--- BEGIN ---

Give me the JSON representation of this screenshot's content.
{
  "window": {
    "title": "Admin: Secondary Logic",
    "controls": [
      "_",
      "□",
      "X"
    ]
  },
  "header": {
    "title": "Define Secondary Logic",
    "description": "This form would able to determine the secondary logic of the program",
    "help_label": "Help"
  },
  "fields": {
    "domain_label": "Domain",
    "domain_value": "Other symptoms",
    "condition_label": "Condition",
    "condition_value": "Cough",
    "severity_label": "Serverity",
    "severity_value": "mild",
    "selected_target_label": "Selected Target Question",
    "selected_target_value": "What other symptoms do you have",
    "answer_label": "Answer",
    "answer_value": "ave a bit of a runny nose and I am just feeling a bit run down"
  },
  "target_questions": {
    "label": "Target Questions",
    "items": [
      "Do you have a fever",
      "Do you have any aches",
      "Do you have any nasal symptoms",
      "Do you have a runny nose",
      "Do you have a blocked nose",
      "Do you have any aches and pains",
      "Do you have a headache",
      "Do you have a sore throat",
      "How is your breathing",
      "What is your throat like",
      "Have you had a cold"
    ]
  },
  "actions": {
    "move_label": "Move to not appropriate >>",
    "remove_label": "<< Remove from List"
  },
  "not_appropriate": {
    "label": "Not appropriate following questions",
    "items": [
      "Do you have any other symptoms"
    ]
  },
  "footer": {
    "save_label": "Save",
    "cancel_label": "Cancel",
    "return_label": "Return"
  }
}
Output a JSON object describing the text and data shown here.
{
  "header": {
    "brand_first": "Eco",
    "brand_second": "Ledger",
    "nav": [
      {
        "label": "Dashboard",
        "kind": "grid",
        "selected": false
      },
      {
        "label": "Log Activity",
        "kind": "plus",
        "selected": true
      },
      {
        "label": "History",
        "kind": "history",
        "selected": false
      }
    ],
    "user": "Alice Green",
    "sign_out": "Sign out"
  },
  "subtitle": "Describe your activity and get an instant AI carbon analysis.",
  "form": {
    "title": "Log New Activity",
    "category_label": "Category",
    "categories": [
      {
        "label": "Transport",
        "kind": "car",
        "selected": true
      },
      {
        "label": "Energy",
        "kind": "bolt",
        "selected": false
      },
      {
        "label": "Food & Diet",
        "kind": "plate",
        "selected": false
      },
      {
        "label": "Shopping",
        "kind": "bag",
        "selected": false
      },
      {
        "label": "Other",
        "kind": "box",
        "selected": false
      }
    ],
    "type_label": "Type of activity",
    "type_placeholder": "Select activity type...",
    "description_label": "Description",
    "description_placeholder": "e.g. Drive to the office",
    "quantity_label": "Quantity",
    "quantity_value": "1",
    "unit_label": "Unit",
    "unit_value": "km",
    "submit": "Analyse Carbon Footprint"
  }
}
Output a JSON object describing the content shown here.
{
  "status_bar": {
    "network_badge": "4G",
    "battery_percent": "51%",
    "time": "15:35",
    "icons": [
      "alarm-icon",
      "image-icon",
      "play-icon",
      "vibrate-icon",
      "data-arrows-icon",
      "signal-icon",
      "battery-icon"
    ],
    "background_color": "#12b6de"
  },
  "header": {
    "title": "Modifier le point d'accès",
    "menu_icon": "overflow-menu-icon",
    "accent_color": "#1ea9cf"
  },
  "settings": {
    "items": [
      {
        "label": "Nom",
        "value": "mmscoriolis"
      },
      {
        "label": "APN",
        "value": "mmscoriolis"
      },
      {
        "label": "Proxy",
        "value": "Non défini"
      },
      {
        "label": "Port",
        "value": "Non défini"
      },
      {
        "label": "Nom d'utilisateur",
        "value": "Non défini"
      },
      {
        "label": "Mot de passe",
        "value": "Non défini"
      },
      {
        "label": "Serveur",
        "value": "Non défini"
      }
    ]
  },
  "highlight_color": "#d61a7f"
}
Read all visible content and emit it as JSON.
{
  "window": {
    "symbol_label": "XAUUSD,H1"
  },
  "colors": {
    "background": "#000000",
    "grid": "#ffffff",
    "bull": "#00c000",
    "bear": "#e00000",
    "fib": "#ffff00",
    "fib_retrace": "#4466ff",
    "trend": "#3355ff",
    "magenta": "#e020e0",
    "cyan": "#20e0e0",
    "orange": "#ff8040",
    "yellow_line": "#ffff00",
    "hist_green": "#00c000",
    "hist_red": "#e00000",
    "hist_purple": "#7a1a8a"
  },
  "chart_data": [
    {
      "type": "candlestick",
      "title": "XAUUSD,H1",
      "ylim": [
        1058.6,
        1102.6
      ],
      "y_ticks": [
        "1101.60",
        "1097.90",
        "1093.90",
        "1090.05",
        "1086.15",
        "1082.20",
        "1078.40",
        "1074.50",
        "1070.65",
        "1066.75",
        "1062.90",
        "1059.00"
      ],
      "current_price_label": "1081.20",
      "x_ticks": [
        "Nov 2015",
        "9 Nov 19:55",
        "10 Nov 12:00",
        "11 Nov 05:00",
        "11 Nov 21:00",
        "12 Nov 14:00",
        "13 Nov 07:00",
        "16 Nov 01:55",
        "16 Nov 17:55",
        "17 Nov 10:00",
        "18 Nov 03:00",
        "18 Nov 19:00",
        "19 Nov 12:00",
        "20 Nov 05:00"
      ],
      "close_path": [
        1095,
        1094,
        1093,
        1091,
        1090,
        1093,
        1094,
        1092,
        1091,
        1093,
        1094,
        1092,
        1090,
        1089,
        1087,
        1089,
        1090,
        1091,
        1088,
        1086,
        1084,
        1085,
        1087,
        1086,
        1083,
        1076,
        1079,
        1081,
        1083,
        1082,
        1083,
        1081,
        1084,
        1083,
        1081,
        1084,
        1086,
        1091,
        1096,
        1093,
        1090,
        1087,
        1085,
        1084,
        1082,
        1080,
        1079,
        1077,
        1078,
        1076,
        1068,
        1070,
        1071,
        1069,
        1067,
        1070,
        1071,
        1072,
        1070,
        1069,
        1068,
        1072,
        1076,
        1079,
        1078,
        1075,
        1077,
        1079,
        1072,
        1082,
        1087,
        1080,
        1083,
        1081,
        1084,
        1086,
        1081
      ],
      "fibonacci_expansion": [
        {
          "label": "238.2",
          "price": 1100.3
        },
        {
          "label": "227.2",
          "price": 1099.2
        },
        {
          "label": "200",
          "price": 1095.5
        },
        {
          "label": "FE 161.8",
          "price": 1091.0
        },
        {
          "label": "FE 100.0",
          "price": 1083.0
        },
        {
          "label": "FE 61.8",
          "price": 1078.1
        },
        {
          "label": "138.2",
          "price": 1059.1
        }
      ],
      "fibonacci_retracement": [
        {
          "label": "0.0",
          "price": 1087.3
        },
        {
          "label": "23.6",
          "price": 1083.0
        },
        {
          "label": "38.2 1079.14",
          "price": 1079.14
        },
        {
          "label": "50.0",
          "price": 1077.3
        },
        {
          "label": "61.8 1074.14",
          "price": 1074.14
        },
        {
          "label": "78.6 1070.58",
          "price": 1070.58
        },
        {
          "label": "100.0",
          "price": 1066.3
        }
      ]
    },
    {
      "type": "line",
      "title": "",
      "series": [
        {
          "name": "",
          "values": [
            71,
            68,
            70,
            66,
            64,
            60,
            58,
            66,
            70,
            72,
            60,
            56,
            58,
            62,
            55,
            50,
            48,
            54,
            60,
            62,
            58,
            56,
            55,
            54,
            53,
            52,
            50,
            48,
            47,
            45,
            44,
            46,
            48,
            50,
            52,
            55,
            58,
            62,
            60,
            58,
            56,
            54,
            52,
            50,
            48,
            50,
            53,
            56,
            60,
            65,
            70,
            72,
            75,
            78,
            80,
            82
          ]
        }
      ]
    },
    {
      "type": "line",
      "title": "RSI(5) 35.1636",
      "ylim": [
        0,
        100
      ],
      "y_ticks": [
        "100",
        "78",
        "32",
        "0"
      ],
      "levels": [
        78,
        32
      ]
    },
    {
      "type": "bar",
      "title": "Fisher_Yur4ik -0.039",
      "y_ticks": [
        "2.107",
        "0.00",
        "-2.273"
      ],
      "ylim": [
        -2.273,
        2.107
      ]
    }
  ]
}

--- END ---

Aim of the exercise:
Of the lines in the data, how many hold the string "shown"? State the number, nothing else.

Reply:
2